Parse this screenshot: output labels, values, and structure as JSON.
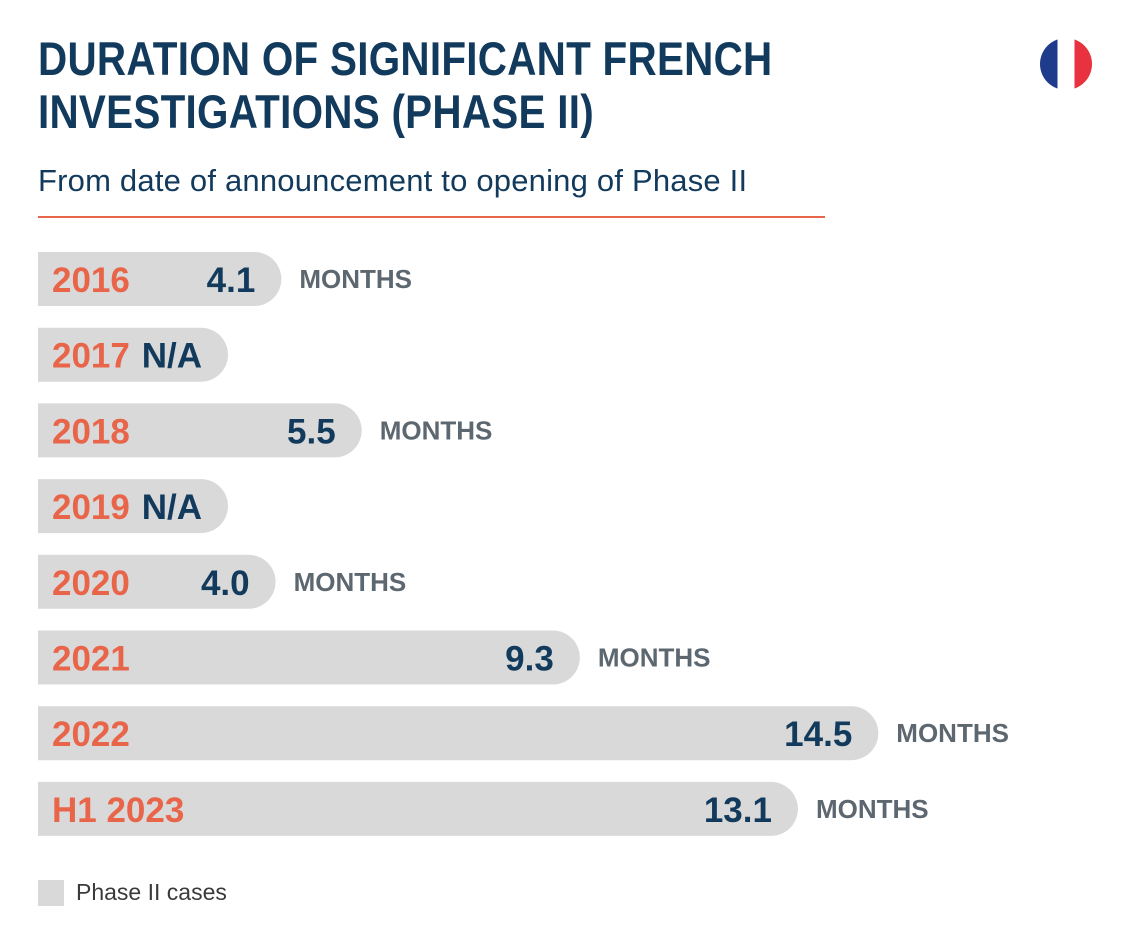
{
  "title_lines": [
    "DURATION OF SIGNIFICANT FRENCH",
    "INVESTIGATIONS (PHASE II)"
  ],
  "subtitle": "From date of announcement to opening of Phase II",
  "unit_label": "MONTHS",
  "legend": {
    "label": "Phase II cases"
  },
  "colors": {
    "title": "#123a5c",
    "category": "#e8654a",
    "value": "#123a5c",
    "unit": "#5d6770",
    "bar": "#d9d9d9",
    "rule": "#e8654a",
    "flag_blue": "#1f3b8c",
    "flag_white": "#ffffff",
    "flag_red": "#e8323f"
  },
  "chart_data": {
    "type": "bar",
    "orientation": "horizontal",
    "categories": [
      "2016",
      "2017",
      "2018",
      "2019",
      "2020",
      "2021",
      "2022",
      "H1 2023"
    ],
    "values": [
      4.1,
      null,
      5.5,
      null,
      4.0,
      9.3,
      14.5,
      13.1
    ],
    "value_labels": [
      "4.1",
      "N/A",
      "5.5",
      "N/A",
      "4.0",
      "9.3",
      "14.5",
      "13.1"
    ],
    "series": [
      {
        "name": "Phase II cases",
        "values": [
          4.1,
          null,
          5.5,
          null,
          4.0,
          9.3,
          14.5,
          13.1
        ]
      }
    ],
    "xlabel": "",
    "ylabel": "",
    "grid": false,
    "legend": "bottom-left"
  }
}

====

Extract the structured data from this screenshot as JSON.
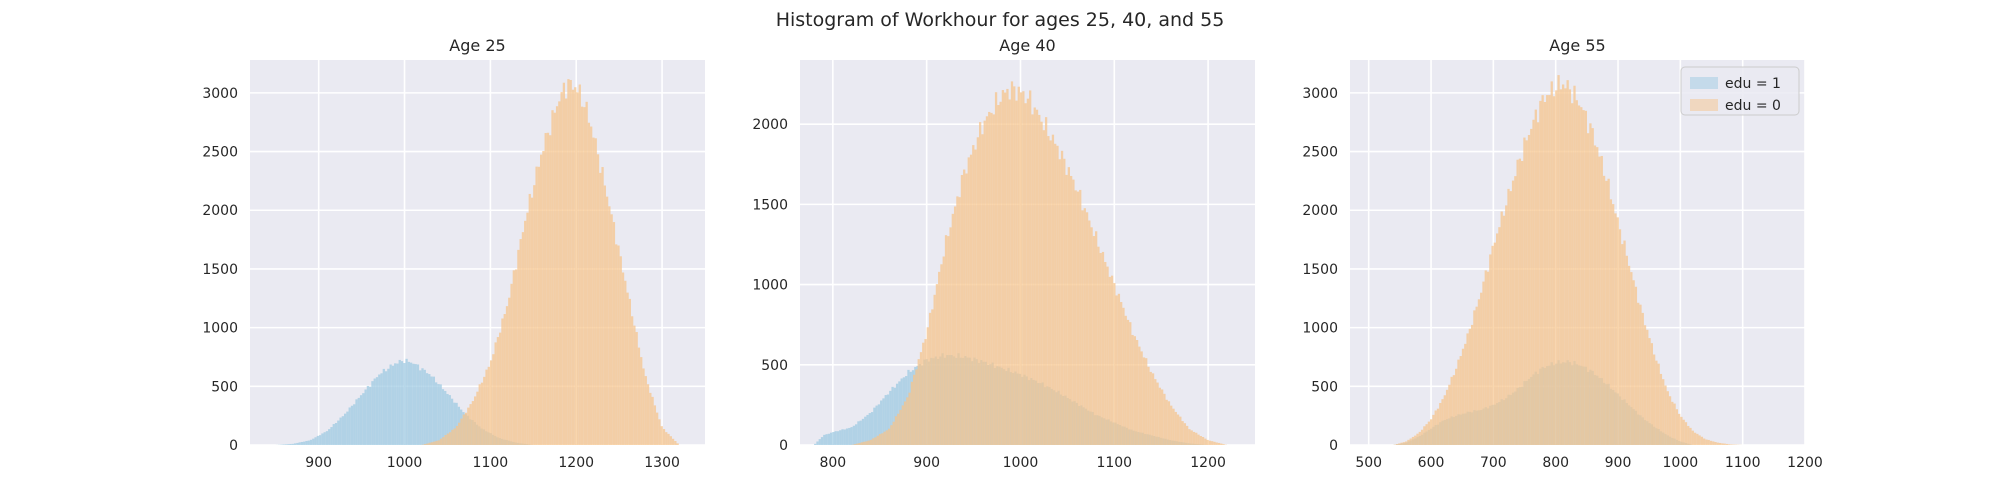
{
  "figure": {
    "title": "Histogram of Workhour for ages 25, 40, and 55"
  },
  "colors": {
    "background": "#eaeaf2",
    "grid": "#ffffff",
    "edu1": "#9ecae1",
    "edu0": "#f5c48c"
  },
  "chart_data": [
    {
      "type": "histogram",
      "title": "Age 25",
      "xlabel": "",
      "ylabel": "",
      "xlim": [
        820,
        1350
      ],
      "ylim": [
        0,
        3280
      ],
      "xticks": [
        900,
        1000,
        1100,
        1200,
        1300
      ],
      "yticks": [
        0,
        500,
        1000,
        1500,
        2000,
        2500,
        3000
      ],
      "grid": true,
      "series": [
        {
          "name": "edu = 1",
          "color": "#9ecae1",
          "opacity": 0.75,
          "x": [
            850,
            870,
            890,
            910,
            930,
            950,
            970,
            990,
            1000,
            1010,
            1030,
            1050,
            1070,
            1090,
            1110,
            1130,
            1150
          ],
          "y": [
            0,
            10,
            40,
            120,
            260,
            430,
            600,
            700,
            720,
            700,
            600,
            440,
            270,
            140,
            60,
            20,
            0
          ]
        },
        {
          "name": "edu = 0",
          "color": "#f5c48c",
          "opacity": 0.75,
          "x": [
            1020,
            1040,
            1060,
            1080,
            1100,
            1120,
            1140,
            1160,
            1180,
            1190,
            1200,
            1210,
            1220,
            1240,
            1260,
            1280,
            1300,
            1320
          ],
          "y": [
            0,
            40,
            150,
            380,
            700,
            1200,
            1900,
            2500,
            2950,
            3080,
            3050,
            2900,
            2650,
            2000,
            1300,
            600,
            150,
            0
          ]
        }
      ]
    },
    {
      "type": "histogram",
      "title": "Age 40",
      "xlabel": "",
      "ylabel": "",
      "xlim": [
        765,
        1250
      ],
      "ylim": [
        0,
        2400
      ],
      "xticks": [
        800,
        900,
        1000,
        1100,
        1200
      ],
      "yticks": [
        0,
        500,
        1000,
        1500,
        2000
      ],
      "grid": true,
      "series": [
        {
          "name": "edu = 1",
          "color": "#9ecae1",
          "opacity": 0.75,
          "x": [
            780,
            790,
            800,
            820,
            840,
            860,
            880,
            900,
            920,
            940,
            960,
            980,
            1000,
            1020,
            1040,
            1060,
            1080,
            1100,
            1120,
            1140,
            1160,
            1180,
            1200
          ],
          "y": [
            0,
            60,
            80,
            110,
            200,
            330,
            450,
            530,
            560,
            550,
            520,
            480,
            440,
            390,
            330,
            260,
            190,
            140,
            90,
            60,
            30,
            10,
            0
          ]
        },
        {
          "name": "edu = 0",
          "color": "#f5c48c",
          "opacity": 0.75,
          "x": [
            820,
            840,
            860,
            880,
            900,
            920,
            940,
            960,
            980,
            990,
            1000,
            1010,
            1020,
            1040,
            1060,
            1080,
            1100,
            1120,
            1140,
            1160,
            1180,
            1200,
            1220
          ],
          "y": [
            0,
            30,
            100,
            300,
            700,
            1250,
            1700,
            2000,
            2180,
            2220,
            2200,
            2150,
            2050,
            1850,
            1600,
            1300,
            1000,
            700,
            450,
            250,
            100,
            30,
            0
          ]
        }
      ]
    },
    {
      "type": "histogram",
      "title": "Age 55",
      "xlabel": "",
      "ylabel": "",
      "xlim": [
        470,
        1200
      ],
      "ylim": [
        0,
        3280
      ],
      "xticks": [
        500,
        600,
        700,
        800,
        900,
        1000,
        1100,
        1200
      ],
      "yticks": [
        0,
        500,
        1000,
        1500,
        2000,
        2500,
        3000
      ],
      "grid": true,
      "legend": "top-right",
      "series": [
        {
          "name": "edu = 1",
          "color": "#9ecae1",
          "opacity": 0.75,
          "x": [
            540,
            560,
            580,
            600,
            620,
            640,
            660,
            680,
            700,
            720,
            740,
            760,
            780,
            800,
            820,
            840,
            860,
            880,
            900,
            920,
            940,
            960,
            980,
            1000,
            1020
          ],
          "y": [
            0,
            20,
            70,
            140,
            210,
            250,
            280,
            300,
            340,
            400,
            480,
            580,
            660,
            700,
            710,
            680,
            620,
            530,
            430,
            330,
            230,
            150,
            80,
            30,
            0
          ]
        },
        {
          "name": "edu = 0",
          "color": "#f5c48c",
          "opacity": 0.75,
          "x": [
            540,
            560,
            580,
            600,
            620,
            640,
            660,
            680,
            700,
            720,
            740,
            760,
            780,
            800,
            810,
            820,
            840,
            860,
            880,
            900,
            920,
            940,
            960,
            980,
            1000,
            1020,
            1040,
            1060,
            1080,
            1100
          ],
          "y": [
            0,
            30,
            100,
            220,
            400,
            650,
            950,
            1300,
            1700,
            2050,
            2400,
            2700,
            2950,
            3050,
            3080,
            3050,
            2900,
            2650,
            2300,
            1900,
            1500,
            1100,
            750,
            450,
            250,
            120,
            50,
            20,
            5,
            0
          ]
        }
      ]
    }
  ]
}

====

--- What to produce ---
Count the lines that hold the string "cases", and reply with that number alone.

--- Task result ---
2